━━ Texte extrait ━━

Pendant mon mandat comme ministre de la Condition féminine, j’ai fait la connaissance de membres du comité des femmes agricultrices de l’UPA. Les échanges avec ce groupe de femmes très engagées m’avaient sensibilisée à un milieu qui m’était assez étranger, dois-je admettre. J’aurais dû m’y intéresser bien avant.

J’ai eu l’idée d’aller rencontrer Valérie Fortier, présidente récemment nommée des Agricultrices du Québec, afin de mieux connaître – et faire connaître – celle qui parle ouvertement de la tragédie qu’elle a traversé il y a 10 ans : le suicide de son conjoint, père de leurs trois jeunes enfants. Les épreuves qu’elle a dû surmonter sont bien contemporaines des enjeux en agriculture.

Valérie est une battante à tous égards. Jeune, elle hésitait entre trois métiers : le droit, « pour défendre le monde », explique-t-elle, la mécanique et la gestion agricole, pour poursuivre le travail de son père. Même si elle a plusieurs frères, c’est finalement elle qui s’associera à son père pour poursuivre l’exploitation de la ferme laitière familiale située dans le Centre-du-Québec.

L’entreprise possède actuellement une cinquantaine de vaches et plusieurs acres de culture. Tenir une exploitation agricole, défendre des droits et réparer des moteurs, elle réussira à faire tout cela !

Valérie Fortier a 39 ans et ses enfants sont maintenant âgés de 13, 15 et 17 ans. Il y a 11 ans, elle s’est retrouvée, à la fin de sa vingtaine, seule avec trois jeunes enfants, bouleversée par la fin tragique de son conjoint.

Elle a heureusement été soutenue par son père, qui habitait la maison familiale. On peut imaginer le défi de tout concilier, à travers les horaires très contraignants.

Elle devait alors se lever à 4 h 30 pour aller à l’étable, après avoir préparé « les petits kits d’habillement des enfants » et le déjeuner que le grand-père supervisait. Par la suite, il fallait conduire les trois petits à la garderie et à l’école, pour ensuite continuer le travail à la ferme… jusqu’au retour de l’école et de la garderie où l’attendaient les devoirs, le souper, la traite et les soins pour les vaches, puis les bains, les histoires et les dodos.

Heureusement, Valérie était déjà assez organisée ! « Par exemple, j’ai allaité mes bébés partout, y compris dans les allées de l’étable. C’était plus simple que d’aller faire chauffer des biberons ! », dit-elle simplement.

PHOTO EDOUARD PLANTE-FRÉCHETTE, LA PRESSE

Valérie Fortier est présidente des Agricultrices du Québec.

Détermination est probablement le mot qui la décrit le mieux. « Avec la force de caractère que j’avais, si je n’avais pas réussi à passer à travers l’épreuve du suicide de mon conjoint, je m’en serais voulu longtemps. Autant j’ai trouvé cela difficile, autant il fallait que je m’en sorte. J’avais une ferme et trois enfants dont je devais m’occuper. »

━━━

Tâches demandées
• A. Dans le texte sur Valérie Fortier, combien de vaches l'entreprise possède-t-elle actuellement ?
• B. Transcrivez le passage du texte sur Valérie Fortier qui s'ouvre sur les mots contenant « Elle devait alors » et se termine par « Agricultrices du Québec. ».

━━ Informations fournies ━━

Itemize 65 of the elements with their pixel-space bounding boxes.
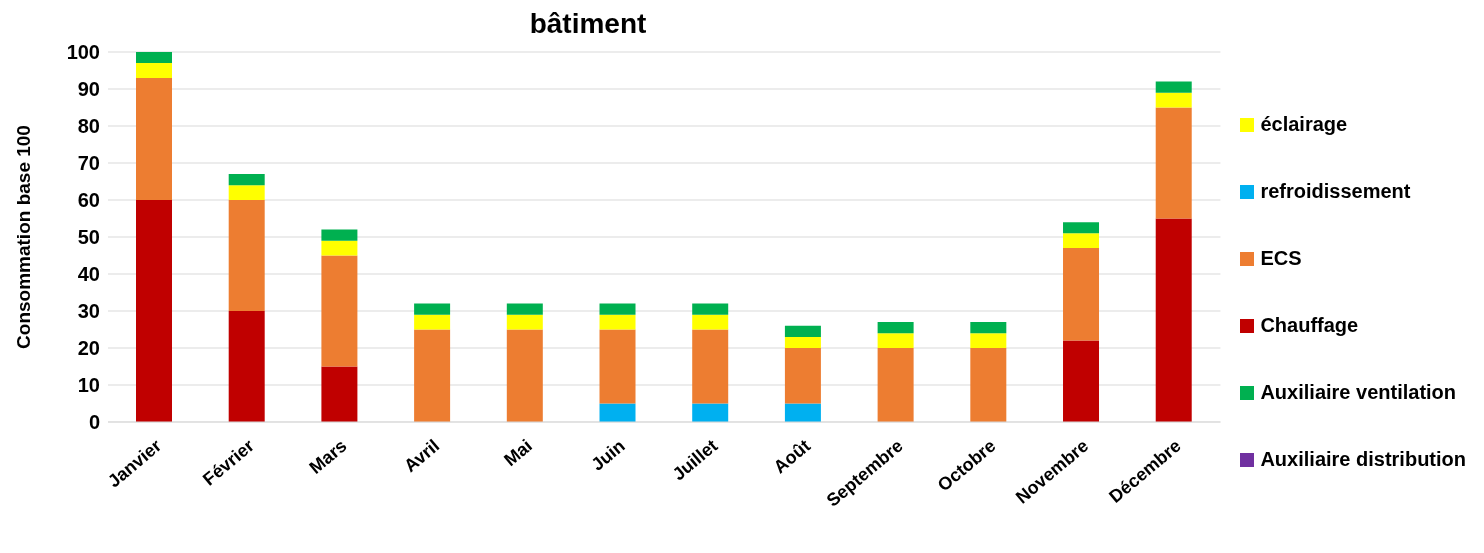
bar (1155, 92, 1192, 108)
bar (970, 348, 1007, 422)
bar (136, 200, 172, 422)
bar (970, 322, 1007, 334)
bar (414, 314, 451, 330)
bar (414, 303, 451, 315)
y-tick-label: 20 (77, 337, 100, 360)
bar (1063, 340, 1100, 422)
y-tick-label: 40 (77, 263, 100, 286)
chart-title: bâtiment (528, 8, 648, 41)
bar (599, 329, 636, 404)
bar (506, 329, 543, 422)
bar (599, 303, 636, 315)
bar (1155, 218, 1192, 422)
bar (599, 403, 636, 422)
bar (321, 255, 358, 367)
bar (414, 329, 451, 422)
y-tick-label: 60 (77, 189, 100, 212)
y-tick-label: 90 (77, 78, 100, 101)
y-tick-label: 0 (88, 411, 100, 434)
bar (692, 314, 729, 330)
bar (506, 303, 543, 315)
bar (136, 63, 172, 78)
y-tick-label: 10 (77, 374, 100, 397)
bar (136, 52, 172, 64)
bar (321, 366, 358, 422)
legend-label: Auxiliaire distribution (1260, 448, 1466, 471)
bar (136, 77, 172, 200)
bar (1155, 107, 1192, 219)
y-tick-label: 100 (66, 41, 100, 64)
legend-label: éclairage (1260, 113, 1348, 136)
legend-label: refroidissement (1260, 180, 1411, 203)
bar (506, 314, 543, 330)
bar (877, 322, 914, 334)
y-tick-label: 30 (77, 300, 100, 323)
bar (784, 403, 821, 422)
bar (1155, 81, 1192, 93)
legend-label: Chauffage (1260, 314, 1359, 337)
bar (228, 200, 265, 311)
y-tick-label: 50 (77, 226, 100, 249)
y-tick-label: 70 (77, 152, 100, 175)
bar (692, 403, 729, 422)
legend-label: ECS (1260, 247, 1302, 270)
bar (1063, 233, 1100, 249)
y-axis-title: Consommation base 100 (12, 125, 34, 349)
bar (692, 329, 729, 404)
bar (784, 325, 821, 337)
bar (228, 311, 265, 422)
bar (321, 240, 358, 256)
legend-label: Auxiliaire ventilation (1260, 381, 1457, 404)
bar (877, 348, 914, 422)
bar (692, 303, 729, 315)
bar (877, 333, 914, 348)
y-tick-label: 80 (77, 115, 100, 138)
bar (599, 314, 636, 330)
bar (970, 333, 1007, 348)
bar (228, 174, 265, 186)
bar (784, 348, 821, 404)
bar (1063, 222, 1100, 234)
bar (228, 185, 265, 200)
bar (321, 229, 358, 241)
x-tick-label: Juin (587, 435, 629, 475)
bar (784, 336, 821, 348)
bar (1063, 248, 1100, 341)
x-tick-label: Mai (500, 435, 536, 471)
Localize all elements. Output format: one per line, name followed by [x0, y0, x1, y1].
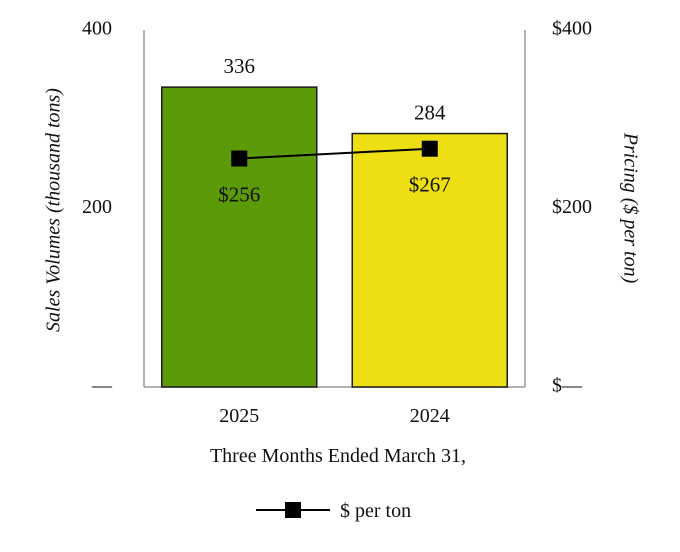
right-tick-label: $400 — [552, 18, 592, 40]
left-axis-title: Sales Volumes (thousand tons) — [43, 88, 65, 332]
legend-square-marker — [285, 502, 301, 518]
bar-value-label: 336 — [224, 54, 256, 78]
x-axis-title: Three Months Ended March 31, — [210, 445, 466, 467]
right-axis-title: Pricing ($ per ton) — [619, 132, 641, 284]
legend-entry-price: $ per ton — [340, 500, 411, 522]
price-value-label: $267 — [409, 173, 451, 197]
price-marker-2025 — [231, 150, 248, 167]
category-label-2024: 2024 — [410, 405, 450, 427]
category-labels: 2025 2024 — [219, 405, 450, 427]
right-axis-ticks: $— $200 $400 — [552, 18, 592, 397]
legend: $ per ton — [256, 500, 411, 522]
bar-value-label: 284 — [414, 101, 446, 125]
left-tick-label: 200 — [82, 196, 112, 218]
price-value-label: $256 — [218, 183, 260, 207]
bars — [161, 86, 508, 388]
bar-2024 — [351, 132, 508, 388]
price-line-layer: $256 $267 — [218, 140, 451, 207]
right-tick-label: $— — [552, 375, 583, 397]
bar-value-labels: 336 284 — [224, 54, 447, 124]
left-axis-ticks: — 200 400 — [82, 18, 113, 397]
right-tick-label: $200 — [552, 196, 592, 218]
left-tick-label: — — [91, 375, 113, 397]
price-marker-2024 — [421, 140, 438, 157]
price-line — [239, 147, 430, 160]
category-label-2025: 2025 — [219, 405, 259, 427]
bar-2025 — [161, 86, 318, 388]
left-tick-label: 400 — [82, 18, 112, 40]
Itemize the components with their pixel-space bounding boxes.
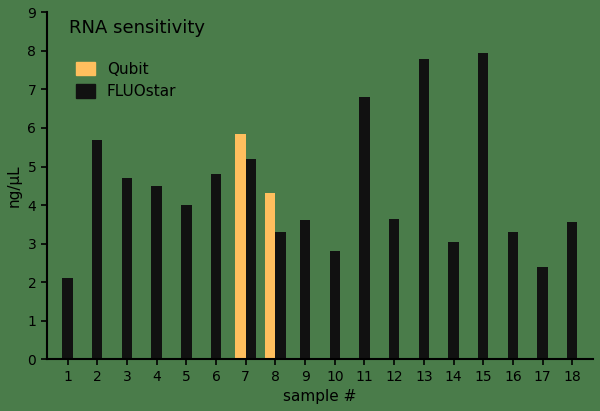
Bar	[275, 232, 286, 359]
Text: RNA sensitivity: RNA sensitivity	[68, 19, 205, 37]
X-axis label: sample #: sample #	[283, 389, 356, 404]
Bar	[538, 267, 548, 359]
Y-axis label: ng/μL: ng/μL	[7, 164, 22, 207]
Bar	[329, 251, 340, 359]
Bar	[567, 222, 577, 359]
Bar	[448, 242, 459, 359]
Bar	[151, 186, 162, 359]
Bar	[419, 59, 429, 359]
Bar	[389, 219, 400, 359]
Bar	[62, 278, 73, 359]
Bar	[508, 232, 518, 359]
Bar	[478, 53, 488, 359]
Bar	[300, 220, 310, 359]
Bar	[246, 159, 256, 359]
Bar	[92, 140, 103, 359]
Legend: Qubit, FLUOstar: Qubit, FLUOstar	[76, 62, 176, 99]
Bar	[235, 134, 246, 359]
Bar	[359, 97, 370, 359]
Bar	[211, 174, 221, 359]
Bar	[181, 205, 191, 359]
Bar	[265, 194, 275, 359]
Bar	[122, 178, 132, 359]
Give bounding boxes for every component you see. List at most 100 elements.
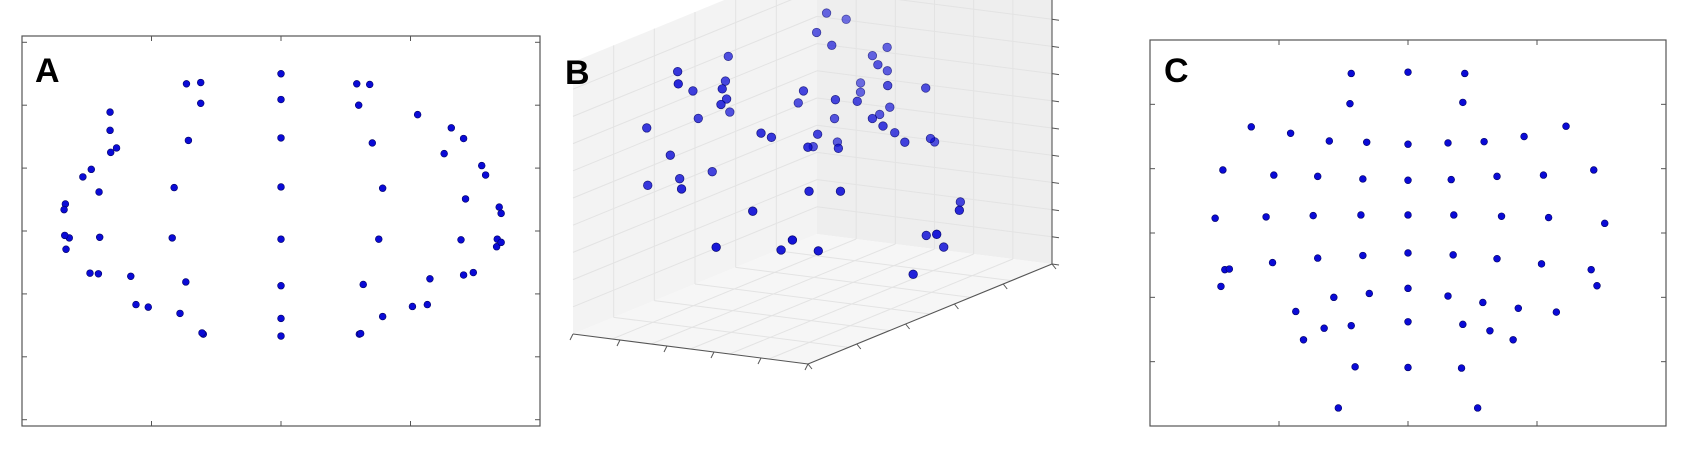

━━━

Réponses aux tâches
• A. Une cinquantaine.

• B.
Elle devait alors se lever à 4 h 30 pour aller à l’étable, après avoir préparé « les petits kits d’habillement des enfants » et le déjeuner que le grand-père supervisait. Par la suite, il fallait conduire les trois petits à la garderie et à l’école, pour ensuite continuer le travail à la ferme… jusqu’au retour de l’école et de la garderie où l’attendaient les devoirs, le souper, la traite et les soins pour les vaches, puis les bains, les histoires et les dodos.

Heureusement, Valérie était déjà assez organisée ! « Par exemple, j’ai allaité mes bébés partout, y compris dans les allées de l’étable. C’était plus simple que d’aller faire chauffer des biberons ! », dit-elle simplement.

PHOTO EDOUARD PLANTE-FRÉCHETTE, LA PRESSE

Valérie Fortier est présidente des Agricultrices du Québec.